◆ Required task
Extract all lines that hold the string "name".

◆ Input rows
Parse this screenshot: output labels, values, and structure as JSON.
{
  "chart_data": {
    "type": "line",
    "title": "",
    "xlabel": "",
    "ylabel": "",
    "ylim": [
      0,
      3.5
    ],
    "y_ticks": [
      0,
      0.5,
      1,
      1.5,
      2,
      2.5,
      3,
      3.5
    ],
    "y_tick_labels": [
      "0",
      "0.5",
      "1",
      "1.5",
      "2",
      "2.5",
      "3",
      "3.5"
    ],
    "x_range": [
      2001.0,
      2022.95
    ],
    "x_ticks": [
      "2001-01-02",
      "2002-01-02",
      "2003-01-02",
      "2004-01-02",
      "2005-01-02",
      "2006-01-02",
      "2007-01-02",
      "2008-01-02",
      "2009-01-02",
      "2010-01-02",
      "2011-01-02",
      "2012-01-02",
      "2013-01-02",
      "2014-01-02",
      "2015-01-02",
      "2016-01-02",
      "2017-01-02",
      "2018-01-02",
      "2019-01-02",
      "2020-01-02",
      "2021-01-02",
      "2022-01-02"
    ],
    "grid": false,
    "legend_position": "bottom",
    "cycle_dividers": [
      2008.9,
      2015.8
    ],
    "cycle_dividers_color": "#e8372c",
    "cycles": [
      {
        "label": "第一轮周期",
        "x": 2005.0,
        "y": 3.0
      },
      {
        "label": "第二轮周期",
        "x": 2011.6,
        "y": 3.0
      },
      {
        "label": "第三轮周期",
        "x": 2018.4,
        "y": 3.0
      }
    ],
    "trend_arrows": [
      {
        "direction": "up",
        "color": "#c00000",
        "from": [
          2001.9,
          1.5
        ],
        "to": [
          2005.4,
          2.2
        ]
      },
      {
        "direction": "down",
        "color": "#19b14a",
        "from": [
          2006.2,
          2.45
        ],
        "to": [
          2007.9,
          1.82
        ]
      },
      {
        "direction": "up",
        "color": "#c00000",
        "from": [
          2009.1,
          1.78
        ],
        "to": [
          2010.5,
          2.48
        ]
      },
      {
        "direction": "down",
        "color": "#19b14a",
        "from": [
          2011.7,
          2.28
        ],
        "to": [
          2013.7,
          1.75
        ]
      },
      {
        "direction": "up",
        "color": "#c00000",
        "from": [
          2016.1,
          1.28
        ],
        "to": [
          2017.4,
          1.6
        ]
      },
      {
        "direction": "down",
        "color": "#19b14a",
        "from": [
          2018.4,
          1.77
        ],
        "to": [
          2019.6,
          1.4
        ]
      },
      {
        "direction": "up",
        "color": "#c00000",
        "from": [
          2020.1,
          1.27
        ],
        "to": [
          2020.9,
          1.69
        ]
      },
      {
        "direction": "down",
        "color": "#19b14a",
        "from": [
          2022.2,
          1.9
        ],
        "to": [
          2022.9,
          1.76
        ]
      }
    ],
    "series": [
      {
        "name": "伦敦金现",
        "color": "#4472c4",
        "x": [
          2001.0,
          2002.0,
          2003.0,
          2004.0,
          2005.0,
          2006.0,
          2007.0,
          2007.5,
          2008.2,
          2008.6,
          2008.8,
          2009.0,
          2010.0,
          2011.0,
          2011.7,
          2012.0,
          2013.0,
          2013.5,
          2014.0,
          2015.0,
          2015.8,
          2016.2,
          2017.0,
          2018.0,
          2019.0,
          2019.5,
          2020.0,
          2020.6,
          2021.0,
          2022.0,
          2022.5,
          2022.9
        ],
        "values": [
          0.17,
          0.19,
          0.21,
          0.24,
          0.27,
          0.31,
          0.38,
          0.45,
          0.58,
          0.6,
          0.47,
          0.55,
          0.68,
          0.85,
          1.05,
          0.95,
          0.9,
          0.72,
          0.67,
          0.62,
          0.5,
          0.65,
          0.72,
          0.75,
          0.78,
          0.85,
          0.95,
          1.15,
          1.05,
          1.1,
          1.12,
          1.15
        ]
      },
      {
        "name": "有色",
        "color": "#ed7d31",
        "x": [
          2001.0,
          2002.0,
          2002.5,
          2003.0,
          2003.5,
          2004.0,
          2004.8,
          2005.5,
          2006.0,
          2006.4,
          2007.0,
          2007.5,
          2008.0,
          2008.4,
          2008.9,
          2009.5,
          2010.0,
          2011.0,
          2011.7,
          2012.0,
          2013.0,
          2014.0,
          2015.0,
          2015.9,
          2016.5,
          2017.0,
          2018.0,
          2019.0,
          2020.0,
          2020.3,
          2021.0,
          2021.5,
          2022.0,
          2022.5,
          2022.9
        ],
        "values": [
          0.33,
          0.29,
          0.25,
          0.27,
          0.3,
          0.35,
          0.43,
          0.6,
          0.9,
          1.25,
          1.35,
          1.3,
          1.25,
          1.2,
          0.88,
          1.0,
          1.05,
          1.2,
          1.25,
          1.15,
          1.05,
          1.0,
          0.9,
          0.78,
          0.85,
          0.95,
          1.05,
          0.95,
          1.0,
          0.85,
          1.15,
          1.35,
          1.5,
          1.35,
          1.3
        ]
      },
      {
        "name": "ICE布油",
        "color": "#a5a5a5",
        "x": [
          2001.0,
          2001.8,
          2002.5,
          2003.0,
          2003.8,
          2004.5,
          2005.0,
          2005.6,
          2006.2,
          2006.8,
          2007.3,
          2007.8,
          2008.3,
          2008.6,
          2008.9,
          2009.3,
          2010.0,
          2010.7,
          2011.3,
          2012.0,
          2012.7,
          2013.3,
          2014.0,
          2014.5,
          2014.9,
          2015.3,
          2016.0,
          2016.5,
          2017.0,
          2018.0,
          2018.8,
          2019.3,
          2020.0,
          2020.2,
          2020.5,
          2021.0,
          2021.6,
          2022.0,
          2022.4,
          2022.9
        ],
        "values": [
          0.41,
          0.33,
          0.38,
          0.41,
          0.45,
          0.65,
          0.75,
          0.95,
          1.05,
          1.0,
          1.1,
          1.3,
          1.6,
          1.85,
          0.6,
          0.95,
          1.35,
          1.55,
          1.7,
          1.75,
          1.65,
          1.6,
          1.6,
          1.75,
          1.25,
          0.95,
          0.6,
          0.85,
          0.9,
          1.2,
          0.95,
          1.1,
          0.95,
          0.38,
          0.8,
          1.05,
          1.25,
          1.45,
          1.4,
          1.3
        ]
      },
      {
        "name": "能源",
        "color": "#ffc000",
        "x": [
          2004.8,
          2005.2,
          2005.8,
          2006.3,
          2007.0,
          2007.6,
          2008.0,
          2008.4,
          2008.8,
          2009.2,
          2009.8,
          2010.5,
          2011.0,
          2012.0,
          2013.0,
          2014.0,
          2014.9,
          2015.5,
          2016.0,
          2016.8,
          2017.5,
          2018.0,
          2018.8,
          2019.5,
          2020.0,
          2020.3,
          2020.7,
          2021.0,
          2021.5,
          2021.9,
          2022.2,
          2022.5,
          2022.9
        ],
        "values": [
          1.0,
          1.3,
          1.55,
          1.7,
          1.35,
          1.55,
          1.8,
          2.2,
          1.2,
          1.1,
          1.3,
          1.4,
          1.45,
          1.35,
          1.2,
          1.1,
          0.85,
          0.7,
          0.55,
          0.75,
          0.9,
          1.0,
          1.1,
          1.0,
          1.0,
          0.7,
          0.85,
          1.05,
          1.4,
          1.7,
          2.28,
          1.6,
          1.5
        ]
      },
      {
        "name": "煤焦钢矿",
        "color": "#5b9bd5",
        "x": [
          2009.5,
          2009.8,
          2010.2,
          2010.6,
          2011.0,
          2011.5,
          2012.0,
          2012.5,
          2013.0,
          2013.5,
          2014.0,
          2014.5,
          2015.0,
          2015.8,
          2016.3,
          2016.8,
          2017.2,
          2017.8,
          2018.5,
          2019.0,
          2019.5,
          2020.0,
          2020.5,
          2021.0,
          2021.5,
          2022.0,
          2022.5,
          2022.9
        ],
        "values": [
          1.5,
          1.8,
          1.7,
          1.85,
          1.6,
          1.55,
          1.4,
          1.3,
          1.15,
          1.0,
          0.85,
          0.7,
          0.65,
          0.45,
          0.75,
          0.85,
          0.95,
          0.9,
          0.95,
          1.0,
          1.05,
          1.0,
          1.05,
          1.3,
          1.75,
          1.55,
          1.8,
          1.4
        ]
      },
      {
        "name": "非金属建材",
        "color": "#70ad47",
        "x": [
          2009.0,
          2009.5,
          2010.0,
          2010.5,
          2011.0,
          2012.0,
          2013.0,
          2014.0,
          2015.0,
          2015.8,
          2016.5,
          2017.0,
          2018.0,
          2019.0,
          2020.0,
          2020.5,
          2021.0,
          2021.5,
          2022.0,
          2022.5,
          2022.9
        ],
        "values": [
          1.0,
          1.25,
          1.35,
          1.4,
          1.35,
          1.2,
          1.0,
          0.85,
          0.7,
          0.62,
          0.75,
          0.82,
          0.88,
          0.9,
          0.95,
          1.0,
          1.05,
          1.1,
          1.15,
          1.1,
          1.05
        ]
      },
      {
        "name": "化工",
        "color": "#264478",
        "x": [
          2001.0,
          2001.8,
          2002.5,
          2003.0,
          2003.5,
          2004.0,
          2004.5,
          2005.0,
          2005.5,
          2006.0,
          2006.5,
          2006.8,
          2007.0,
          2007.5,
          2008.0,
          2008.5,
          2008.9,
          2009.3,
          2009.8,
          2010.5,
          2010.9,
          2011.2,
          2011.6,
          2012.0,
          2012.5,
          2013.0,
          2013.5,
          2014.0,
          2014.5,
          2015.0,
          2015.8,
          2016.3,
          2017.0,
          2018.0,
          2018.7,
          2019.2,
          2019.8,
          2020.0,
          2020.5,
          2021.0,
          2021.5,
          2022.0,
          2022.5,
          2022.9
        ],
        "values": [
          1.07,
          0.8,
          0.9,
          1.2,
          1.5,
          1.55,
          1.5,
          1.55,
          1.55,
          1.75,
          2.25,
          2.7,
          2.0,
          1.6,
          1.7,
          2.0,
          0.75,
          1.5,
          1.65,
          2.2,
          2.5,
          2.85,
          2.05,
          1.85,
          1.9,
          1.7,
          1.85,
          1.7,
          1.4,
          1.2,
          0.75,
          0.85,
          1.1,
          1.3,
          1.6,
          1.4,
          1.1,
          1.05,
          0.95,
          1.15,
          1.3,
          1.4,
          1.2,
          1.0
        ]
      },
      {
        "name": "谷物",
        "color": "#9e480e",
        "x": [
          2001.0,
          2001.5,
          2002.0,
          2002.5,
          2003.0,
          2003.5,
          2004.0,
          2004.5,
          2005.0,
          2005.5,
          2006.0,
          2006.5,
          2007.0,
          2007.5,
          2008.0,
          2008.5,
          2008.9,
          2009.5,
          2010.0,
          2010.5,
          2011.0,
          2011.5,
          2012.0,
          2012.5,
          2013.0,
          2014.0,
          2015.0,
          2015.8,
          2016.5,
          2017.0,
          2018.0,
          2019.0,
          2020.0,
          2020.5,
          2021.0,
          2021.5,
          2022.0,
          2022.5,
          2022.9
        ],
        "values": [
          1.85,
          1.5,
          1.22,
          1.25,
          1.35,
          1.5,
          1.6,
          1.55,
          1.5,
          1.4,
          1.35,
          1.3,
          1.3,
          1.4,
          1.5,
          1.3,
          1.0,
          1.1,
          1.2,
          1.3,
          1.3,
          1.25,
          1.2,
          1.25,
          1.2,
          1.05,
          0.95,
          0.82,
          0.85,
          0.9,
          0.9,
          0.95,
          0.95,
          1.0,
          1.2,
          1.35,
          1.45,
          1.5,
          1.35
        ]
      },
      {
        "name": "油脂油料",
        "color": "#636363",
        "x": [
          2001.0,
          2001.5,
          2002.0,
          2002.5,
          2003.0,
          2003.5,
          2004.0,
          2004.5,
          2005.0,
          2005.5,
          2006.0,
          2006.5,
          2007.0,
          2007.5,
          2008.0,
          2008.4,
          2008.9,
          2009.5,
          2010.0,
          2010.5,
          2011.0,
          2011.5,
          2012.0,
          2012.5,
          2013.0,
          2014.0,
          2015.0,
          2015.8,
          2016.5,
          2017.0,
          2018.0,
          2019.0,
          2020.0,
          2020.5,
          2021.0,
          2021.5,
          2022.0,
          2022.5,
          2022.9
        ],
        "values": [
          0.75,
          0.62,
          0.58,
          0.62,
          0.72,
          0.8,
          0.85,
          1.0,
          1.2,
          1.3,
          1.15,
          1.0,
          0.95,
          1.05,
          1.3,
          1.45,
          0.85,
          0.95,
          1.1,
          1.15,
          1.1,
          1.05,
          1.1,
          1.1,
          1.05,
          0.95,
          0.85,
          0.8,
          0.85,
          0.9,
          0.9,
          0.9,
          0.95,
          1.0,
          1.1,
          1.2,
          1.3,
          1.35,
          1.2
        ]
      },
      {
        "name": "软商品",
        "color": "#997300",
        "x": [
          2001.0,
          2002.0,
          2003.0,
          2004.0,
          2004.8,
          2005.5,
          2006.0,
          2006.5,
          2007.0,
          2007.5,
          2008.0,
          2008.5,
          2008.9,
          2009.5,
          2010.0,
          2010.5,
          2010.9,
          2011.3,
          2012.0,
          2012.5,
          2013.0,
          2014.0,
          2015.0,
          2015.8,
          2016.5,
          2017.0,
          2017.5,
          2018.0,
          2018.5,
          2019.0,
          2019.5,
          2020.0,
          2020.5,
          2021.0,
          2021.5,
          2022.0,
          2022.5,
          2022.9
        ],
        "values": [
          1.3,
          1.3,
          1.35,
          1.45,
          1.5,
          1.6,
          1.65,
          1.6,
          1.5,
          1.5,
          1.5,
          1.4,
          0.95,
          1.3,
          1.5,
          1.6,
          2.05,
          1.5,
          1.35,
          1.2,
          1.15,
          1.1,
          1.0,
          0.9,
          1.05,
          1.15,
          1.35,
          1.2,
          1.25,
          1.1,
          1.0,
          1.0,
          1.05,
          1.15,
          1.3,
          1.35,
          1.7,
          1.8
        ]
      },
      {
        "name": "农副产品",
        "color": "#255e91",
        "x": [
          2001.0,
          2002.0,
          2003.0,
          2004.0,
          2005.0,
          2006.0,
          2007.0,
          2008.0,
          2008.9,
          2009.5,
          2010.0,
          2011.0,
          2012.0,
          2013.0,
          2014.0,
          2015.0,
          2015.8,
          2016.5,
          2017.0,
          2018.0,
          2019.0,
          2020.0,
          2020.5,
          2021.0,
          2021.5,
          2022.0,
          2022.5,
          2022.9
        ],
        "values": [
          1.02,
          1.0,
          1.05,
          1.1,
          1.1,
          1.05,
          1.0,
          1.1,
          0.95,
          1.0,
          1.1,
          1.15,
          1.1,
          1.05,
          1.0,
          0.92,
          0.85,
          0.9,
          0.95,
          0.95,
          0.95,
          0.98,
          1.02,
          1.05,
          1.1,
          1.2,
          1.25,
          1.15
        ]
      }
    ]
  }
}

◆ Response
        "name": "伦敦金现",
        "name": "有色",
        "name": "ICE布油",
        "name": "能源",
        "name": "煤焦钢矿",
        "name": "非金属建材",
        "name": "化工",
        "name": "谷物",
        "name": "油脂油料",
        "name": "软商品",
        "name": "农副产品",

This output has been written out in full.